Recorded data
>>>
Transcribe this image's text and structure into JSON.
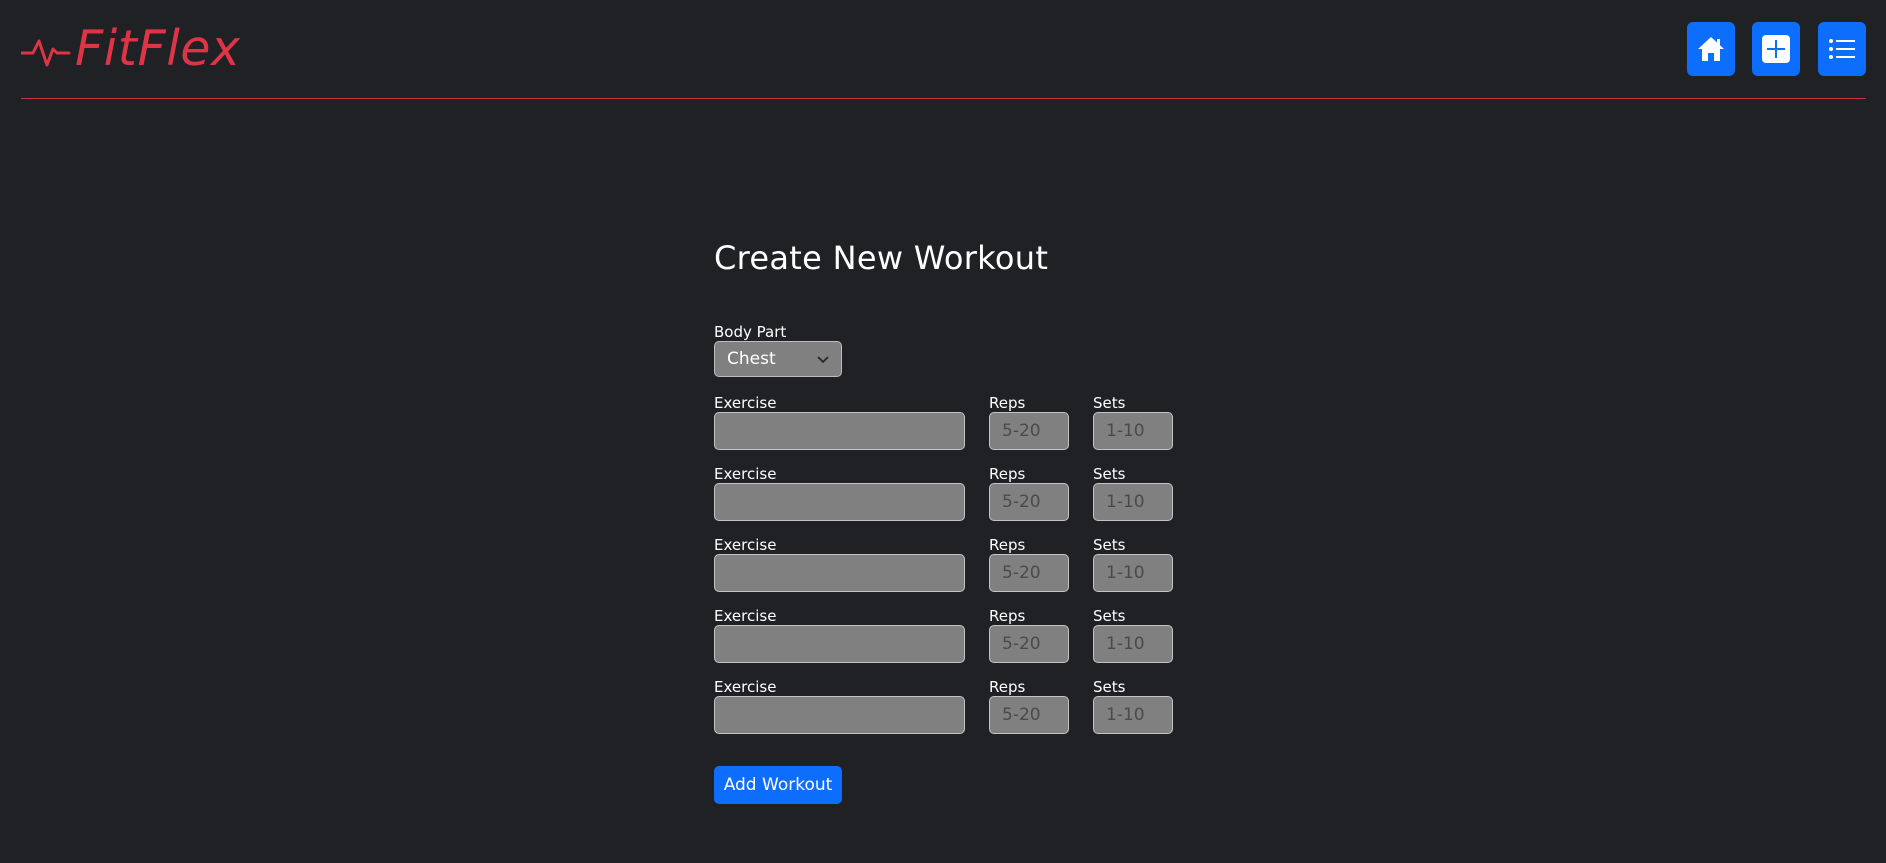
{
  "brand": {
    "name": "FitFlex",
    "color": "#dc3545"
  },
  "nav": {
    "buttons": [
      {
        "icon": "home-icon"
      },
      {
        "icon": "plus-icon"
      },
      {
        "icon": "list-icon"
      }
    ],
    "accent": "#0d6efd"
  },
  "form": {
    "title": "Create New Workout",
    "body_part": {
      "label": "Body Part",
      "value": "Chest"
    },
    "exercise_label": "Exercise",
    "reps_label": "Reps",
    "sets_label": "Sets",
    "rows": [
      {
        "exercise": "",
        "reps_placeholder": "5-20",
        "sets_placeholder": "1-10"
      },
      {
        "exercise": "",
        "reps_placeholder": "5-20",
        "sets_placeholder": "1-10"
      },
      {
        "exercise": "",
        "reps_placeholder": "5-20",
        "sets_placeholder": "1-10"
      },
      {
        "exercise": "",
        "reps_placeholder": "5-20",
        "sets_placeholder": "1-10"
      },
      {
        "exercise": "",
        "reps_placeholder": "5-20",
        "sets_placeholder": "1-10"
      }
    ],
    "submit_label": "Add Workout"
  }
}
<<<
- Your instructions
Quote the preceding listing precisely and completely, omitting its images.

- Solution
Transcribe this image's text and structure into JSON.
{
  "brand": {
    "name": "FitFlex",
    "color": "#dc3545"
  },
  "nav": {
    "buttons": [
      {
        "icon": "home-icon"
      },
      {
        "icon": "plus-icon"
      },
      {
        "icon": "list-icon"
      }
    ],
    "accent": "#0d6efd"
  },
  "form": {
    "title": "Create New Workout",
    "body_part": {
      "label": "Body Part",
      "value": "Chest"
    },
    "exercise_label": "Exercise",
    "reps_label": "Reps",
    "sets_label": "Sets",
    "rows": [
      {
        "exercise": "",
        "reps_placeholder": "5-20",
        "sets_placeholder": "1-10"
      },
      {
        "exercise": "",
        "reps_placeholder": "5-20",
        "sets_placeholder": "1-10"
      },
      {
        "exercise": "",
        "reps_placeholder": "5-20",
        "sets_placeholder": "1-10"
      },
      {
        "exercise": "",
        "reps_placeholder": "5-20",
        "sets_placeholder": "1-10"
      },
      {
        "exercise": "",
        "reps_placeholder": "5-20",
        "sets_placeholder": "1-10"
      }
    ],
    "submit_label": "Add Workout"
  }
}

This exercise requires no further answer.